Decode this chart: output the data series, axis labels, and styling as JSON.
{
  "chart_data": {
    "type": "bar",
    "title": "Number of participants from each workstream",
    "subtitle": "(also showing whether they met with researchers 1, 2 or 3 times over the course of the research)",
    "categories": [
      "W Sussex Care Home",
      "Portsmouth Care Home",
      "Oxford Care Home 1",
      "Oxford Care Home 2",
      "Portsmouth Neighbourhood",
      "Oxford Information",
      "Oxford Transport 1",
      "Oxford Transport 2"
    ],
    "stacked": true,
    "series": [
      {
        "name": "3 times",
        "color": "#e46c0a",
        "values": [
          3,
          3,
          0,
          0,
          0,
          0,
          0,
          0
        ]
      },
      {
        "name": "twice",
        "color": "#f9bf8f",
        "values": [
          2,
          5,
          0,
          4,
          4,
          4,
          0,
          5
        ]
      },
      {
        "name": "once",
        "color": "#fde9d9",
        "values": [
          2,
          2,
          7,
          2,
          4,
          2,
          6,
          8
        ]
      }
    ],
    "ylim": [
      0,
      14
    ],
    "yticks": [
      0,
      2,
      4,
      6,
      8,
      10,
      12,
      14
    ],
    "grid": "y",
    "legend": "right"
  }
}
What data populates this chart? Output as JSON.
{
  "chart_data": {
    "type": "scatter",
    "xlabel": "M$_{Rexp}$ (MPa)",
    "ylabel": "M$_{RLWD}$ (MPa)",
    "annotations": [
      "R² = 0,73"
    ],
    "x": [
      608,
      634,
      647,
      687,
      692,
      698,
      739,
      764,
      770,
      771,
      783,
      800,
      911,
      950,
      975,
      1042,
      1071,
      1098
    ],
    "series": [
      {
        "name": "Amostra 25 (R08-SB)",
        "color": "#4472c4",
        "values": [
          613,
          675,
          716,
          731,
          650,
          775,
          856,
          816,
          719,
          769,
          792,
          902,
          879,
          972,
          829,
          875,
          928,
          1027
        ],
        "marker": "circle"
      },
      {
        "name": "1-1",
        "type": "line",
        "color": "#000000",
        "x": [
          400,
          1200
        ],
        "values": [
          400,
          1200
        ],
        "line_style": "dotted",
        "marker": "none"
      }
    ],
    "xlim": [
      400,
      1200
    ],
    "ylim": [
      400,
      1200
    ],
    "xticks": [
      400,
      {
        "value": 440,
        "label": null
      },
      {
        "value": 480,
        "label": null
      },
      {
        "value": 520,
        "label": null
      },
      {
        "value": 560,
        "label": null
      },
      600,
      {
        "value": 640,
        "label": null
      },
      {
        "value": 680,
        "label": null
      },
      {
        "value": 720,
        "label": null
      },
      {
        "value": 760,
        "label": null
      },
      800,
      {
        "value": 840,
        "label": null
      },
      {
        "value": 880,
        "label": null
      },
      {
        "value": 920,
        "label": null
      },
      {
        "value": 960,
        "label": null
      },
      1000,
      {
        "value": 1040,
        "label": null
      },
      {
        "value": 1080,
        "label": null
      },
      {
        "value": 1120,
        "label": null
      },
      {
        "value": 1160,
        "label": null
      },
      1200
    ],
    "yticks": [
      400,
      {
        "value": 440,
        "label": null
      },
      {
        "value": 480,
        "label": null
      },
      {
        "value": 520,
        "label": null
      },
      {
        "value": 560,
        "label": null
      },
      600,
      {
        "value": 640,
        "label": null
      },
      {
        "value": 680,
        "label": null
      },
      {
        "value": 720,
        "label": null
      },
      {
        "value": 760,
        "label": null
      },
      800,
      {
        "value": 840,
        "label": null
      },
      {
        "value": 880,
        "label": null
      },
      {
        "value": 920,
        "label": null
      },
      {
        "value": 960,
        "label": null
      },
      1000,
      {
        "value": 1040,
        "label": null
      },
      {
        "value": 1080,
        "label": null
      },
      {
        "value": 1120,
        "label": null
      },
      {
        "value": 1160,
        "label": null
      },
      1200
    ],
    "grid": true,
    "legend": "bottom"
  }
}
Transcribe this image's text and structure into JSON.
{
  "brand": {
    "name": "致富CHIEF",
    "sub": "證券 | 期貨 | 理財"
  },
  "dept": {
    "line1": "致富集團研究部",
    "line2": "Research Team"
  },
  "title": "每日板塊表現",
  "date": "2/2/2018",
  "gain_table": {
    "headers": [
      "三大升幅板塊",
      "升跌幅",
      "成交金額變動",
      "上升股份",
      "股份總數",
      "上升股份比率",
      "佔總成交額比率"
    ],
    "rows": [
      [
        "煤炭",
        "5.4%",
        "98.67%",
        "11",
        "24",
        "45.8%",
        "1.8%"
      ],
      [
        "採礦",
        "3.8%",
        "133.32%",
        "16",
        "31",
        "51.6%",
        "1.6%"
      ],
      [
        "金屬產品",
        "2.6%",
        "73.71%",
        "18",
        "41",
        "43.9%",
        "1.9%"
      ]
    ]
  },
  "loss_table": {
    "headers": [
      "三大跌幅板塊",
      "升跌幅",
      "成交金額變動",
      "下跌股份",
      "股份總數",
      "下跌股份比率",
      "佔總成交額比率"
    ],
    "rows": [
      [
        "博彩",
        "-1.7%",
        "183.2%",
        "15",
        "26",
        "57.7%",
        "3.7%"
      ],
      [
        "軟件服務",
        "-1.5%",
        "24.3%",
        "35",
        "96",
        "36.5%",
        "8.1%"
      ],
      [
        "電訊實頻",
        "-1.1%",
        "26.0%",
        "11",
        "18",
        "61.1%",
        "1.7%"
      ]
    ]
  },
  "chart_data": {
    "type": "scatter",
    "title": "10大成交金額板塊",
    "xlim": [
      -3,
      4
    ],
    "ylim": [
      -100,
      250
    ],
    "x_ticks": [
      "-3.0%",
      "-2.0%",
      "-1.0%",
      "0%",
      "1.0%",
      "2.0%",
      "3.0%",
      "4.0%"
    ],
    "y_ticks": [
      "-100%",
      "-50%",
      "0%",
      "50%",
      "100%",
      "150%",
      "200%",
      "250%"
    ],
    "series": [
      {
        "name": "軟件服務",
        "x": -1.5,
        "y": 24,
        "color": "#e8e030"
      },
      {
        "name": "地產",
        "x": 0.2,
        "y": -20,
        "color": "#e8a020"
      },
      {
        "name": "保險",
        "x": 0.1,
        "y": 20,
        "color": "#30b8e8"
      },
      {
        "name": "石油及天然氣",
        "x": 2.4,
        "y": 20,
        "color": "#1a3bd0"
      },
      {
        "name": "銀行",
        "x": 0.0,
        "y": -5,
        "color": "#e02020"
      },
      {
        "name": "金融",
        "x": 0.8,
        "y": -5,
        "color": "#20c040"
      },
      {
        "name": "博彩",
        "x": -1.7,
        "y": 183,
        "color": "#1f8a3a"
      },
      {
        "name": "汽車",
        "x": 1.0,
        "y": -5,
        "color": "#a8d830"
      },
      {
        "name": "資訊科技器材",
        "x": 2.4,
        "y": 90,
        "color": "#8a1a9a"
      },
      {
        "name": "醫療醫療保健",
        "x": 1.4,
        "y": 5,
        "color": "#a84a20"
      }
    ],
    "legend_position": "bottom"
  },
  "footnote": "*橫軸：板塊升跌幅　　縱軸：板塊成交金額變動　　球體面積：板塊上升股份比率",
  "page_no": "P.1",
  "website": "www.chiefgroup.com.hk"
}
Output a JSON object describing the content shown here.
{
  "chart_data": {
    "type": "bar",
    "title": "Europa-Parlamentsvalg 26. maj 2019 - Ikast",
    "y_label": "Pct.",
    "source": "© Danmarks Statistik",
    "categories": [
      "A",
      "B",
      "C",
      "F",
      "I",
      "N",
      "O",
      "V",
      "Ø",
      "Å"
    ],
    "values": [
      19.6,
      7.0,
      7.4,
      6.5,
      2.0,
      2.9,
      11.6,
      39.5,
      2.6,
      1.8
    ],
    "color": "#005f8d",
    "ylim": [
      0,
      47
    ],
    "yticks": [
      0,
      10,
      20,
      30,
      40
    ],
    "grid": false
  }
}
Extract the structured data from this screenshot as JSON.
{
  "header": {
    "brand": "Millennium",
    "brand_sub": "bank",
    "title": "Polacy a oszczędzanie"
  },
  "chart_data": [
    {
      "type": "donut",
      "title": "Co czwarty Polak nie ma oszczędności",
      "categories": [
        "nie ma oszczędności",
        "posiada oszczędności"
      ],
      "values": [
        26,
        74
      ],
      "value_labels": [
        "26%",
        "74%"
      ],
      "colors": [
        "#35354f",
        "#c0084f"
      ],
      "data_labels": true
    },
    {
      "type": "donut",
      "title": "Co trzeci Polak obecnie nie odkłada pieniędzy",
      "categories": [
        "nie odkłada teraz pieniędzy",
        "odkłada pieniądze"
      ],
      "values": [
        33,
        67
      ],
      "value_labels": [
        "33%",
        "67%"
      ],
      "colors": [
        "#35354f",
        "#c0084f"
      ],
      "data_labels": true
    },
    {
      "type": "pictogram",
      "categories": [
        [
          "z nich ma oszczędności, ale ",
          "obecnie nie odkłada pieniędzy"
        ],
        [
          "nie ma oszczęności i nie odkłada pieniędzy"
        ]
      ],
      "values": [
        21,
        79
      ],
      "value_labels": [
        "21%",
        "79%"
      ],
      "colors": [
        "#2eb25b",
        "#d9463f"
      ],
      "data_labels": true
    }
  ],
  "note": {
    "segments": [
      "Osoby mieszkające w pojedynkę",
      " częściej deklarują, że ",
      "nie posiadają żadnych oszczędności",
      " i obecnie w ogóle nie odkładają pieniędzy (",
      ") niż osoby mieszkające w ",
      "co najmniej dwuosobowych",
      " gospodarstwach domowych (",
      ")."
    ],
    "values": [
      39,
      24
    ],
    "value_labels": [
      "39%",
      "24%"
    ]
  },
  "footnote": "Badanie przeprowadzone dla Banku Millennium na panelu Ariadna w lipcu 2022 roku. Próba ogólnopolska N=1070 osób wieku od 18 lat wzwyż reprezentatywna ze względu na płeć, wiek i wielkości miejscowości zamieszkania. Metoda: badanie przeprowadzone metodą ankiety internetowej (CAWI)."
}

§ Set task
Go through the preceding material and copy each line that has the word "oszczędności".

§ Exercise solution
      "title": "Co czwarty Polak nie ma oszczędności",
        "nie ma oszczędności",
        "posiada oszczędności"
          "z nich ma oszczędności, ale ",
      "nie posiadają żadnych oszczędności",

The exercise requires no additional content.